%%

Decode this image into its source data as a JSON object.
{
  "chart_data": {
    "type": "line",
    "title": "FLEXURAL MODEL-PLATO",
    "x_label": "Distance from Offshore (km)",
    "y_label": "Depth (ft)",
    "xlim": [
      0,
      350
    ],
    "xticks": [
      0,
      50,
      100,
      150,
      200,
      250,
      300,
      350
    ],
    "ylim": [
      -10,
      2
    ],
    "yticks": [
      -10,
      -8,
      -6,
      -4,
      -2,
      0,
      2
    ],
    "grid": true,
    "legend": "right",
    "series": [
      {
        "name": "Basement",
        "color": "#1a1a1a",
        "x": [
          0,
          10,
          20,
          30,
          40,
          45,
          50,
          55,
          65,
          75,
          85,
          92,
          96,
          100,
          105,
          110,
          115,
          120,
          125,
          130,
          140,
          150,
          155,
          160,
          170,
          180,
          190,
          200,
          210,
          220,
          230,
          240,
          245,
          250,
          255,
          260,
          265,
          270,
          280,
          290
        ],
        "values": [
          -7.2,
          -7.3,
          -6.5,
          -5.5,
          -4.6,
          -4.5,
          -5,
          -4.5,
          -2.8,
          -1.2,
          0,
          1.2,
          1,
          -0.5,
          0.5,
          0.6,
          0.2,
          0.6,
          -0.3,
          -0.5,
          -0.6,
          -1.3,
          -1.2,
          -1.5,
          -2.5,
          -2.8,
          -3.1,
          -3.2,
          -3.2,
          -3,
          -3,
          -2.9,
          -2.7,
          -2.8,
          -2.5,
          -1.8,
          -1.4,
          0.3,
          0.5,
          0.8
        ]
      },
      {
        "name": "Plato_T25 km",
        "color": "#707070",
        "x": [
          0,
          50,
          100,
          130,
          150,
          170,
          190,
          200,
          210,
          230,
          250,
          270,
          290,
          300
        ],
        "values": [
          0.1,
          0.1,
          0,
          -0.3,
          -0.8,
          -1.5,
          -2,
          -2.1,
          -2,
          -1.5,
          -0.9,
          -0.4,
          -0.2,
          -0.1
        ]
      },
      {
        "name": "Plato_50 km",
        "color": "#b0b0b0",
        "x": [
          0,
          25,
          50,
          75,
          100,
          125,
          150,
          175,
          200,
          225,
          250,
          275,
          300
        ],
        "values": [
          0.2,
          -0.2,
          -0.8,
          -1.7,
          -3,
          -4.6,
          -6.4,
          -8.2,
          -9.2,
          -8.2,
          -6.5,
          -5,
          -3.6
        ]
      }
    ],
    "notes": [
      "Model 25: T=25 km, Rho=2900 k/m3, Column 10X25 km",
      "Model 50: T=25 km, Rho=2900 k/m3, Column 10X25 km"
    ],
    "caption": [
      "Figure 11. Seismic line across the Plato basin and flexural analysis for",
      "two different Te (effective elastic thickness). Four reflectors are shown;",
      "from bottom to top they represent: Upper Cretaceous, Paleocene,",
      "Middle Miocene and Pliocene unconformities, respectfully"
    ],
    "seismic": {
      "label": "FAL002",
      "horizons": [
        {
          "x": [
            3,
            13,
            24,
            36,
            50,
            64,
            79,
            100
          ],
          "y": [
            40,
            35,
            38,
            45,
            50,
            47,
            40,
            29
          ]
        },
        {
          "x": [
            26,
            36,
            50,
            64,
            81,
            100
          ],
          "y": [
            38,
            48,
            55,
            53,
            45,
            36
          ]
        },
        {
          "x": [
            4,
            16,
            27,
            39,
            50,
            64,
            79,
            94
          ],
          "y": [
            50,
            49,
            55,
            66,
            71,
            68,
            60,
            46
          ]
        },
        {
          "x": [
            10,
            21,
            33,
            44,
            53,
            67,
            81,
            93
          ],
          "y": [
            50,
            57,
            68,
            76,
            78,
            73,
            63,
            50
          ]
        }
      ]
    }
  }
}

%%

> **WORK INSTRUCTIONS**
Repeat the listing above without any change.

> **TASK SOLUTION**
Decode this image into its source data as a JSON object.
{
  "chart_data": {
    "type": "line",
    "title": "FLEXURAL MODEL-PLATO",
    "x_label": "Distance from Offshore (km)",
    "y_label": "Depth (ft)",
    "xlim": [
      0,
      350
    ],
    "xticks": [
      0,
      50,
      100,
      150,
      200,
      250,
      300,
      350
    ],
    "ylim": [
      -10,
      2
    ],
    "yticks": [
      -10,
      -8,
      -6,
      -4,
      -2,
      0,
      2
    ],
    "grid": true,
    "legend": "right",
    "series": [
      {
        "name": "Basement",
        "color": "#1a1a1a",
        "x": [
          0,
          10,
          20,
          30,
          40,
          45,
          50,
          55,
          65,
          75,
          85,
          92,
          96,
          100,
          105,
          110,
          115,
          120,
          125,
          130,
          140,
          150,
          155,
          160,
          170,
          180,
          190,
          200,
          210,
          220,
          230,
          240,
          245,
          250,
          255,
          260,
          265,
          270,
          280,
          290
        ],
        "values": [
          -7.2,
          -7.3,
          -6.5,
          -5.5,
          -4.6,
          -4.5,
          -5,
          -4.5,
          -2.8,
          -1.2,
          0,
          1.2,
          1,
          -0.5,
          0.5,
          0.6,
          0.2,
          0.6,
          -0.3,
          -0.5,
          -0.6,
          -1.3,
          -1.2,
          -1.5,
          -2.5,
          -2.8,
          -3.1,
          -3.2,
          -3.2,
          -3,
          -3,
          -2.9,
          -2.7,
          -2.8,
          -2.5,
          -1.8,
          -1.4,
          0.3,
          0.5,
          0.8
        ]
      },
      {
        "name": "Plato_T25 km",
        "color": "#707070",
        "x": [
          0,
          50,
          100,
          130,
          150,
          170,
          190,
          200,
          210,
          230,
          250,
          270,
          290,
          300
        ],
        "values": [
          0.1,
          0.1,
          0,
          -0.3,
          -0.8,
          -1.5,
          -2,
          -2.1,
          -2,
          -1.5,
          -0.9,
          -0.4,
          -0.2,
          -0.1
        ]
      },
      {
        "name": "Plato_50 km",
        "color": "#b0b0b0",
        "x": [
          0,
          25,
          50,
          75,
          100,
          125,
          150,
          175,
          200,
          225,
          250,
          275,
          300
        ],
        "values": [
          0.2,
          -0.2,
          -0.8,
          -1.7,
          -3,
          -4.6,
          -6.4,
          -8.2,
          -9.2,
          -8.2,
          -6.5,
          -5,
          -3.6
        ]
      }
    ],
    "notes": [
      "Model 25: T=25 km, Rho=2900 k/m3, Column 10X25 km",
      "Model 50: T=25 km, Rho=2900 k/m3, Column 10X25 km"
    ],
    "caption": [
      "Figure 11. Seismic line across the Plato basin and flexural analysis for",
      "two different Te (effective elastic thickness). Four reflectors are shown;",
      "from bottom to top they represent: Upper Cretaceous, Paleocene,",
      "Middle Miocene and Pliocene unconformities, respectfully"
    ],
    "seismic": {
      "label": "FAL002",
      "horizons": [
        {
          "x": [
            3,
            13,
            24,
            36,
            50,
            64,
            79,
            100
          ],
          "y": [
            40,
            35,
            38,
            45,
            50,
            47,
            40,
            29
          ]
        },
        {
          "x": [
            26,
            36,
            50,
            64,
            81,
            100
          ],
          "y": [
            38,
            48,
            55,
            53,
            45,
            36
          ]
        },
        {
          "x": [
            4,
            16,
            27,
            39,
            50,
            64,
            79,
            94
          ],
          "y": [
            50,
            49,
            55,
            66,
            71,
            68,
            60,
            46
          ]
        },
        {
          "x": [
            10,
            21,
            33,
            44,
            53,
            67,
            81,
            93
          ],
          "y": [
            50,
            57,
            68,
            76,
            78,
            73,
            63,
            50
          ]
        }
      ]
    }
  }
}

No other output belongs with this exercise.